Items from a dataset

<<<<

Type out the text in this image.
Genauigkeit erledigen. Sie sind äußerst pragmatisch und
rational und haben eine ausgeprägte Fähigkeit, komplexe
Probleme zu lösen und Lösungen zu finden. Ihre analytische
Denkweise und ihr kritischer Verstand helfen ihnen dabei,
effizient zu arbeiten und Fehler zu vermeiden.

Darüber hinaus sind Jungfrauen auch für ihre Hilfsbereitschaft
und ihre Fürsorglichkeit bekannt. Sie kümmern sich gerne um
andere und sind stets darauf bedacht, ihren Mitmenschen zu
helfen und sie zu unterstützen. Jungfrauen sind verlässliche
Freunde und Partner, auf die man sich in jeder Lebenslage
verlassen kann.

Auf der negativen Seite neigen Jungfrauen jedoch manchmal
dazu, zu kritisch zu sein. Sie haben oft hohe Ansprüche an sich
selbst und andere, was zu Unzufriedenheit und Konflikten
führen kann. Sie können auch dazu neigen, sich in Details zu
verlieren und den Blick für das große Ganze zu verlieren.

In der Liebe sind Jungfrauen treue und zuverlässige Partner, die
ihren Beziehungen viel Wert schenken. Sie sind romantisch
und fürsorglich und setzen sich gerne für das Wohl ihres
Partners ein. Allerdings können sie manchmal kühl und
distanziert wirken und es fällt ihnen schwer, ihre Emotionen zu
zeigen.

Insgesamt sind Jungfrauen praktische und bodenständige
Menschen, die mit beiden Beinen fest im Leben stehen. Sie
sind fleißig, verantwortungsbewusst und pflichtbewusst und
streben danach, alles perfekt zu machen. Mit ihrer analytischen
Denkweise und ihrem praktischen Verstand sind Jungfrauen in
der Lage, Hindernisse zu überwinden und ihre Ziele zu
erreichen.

>>>>

*EXERCISE GOAL:*
Using the listing above, retype each line exactly.

*SOLUTION:*
Type out the text in this image.
Genauigkeit erledigen. Sie sind äußerst pragmatisch und
rational und haben eine ausgeprägte Fähigkeit, komplexe
Probleme zu lösen und Lösungen zu finden. Ihre analytische
Denkweise und ihr kritischer Verstand helfen ihnen dabei,
effizient zu arbeiten und Fehler zu vermeiden.

Darüber hinaus sind Jungfrauen auch für ihre Hilfsbereitschaft
und ihre Fürsorglichkeit bekannt. Sie kümmern sich gerne um
andere und sind stets darauf bedacht, ihren Mitmenschen zu
helfen und sie zu unterstützen. Jungfrauen sind verlässliche
Freunde und Partner, auf die man sich in jeder Lebenslage
verlassen kann.

Auf der negativen Seite neigen Jungfrauen jedoch manchmal
dazu, zu kritisch zu sein. Sie haben oft hohe Ansprüche an sich
selbst und andere, was zu Unzufriedenheit und Konflikten
führen kann. Sie können auch dazu neigen, sich in Details zu
verlieren und den Blick für das große Ganze zu verlieren.

In der Liebe sind Jungfrauen treue und zuverlässige Partner, die
ihren Beziehungen viel Wert schenken. Sie sind romantisch
und fürsorglich und setzen sich gerne für das Wohl ihres
Partners ein. Allerdings können sie manchmal kühl und
distanziert wirken und es fällt ihnen schwer, ihre Emotionen zu
zeigen.

Insgesamt sind Jungfrauen praktische und bodenständige
Menschen, die mit beiden Beinen fest im Leben stehen. Sie
sind fleißig, verantwortungsbewusst und pflichtbewusst und
streben danach, alles perfekt zu machen. Mit ihrer analytischen
Denkweise und ihrem praktischen Verstand sind Jungfrauen in
der Lage, Hindernisse zu überwinden und ihre Ziele zu
erreichen.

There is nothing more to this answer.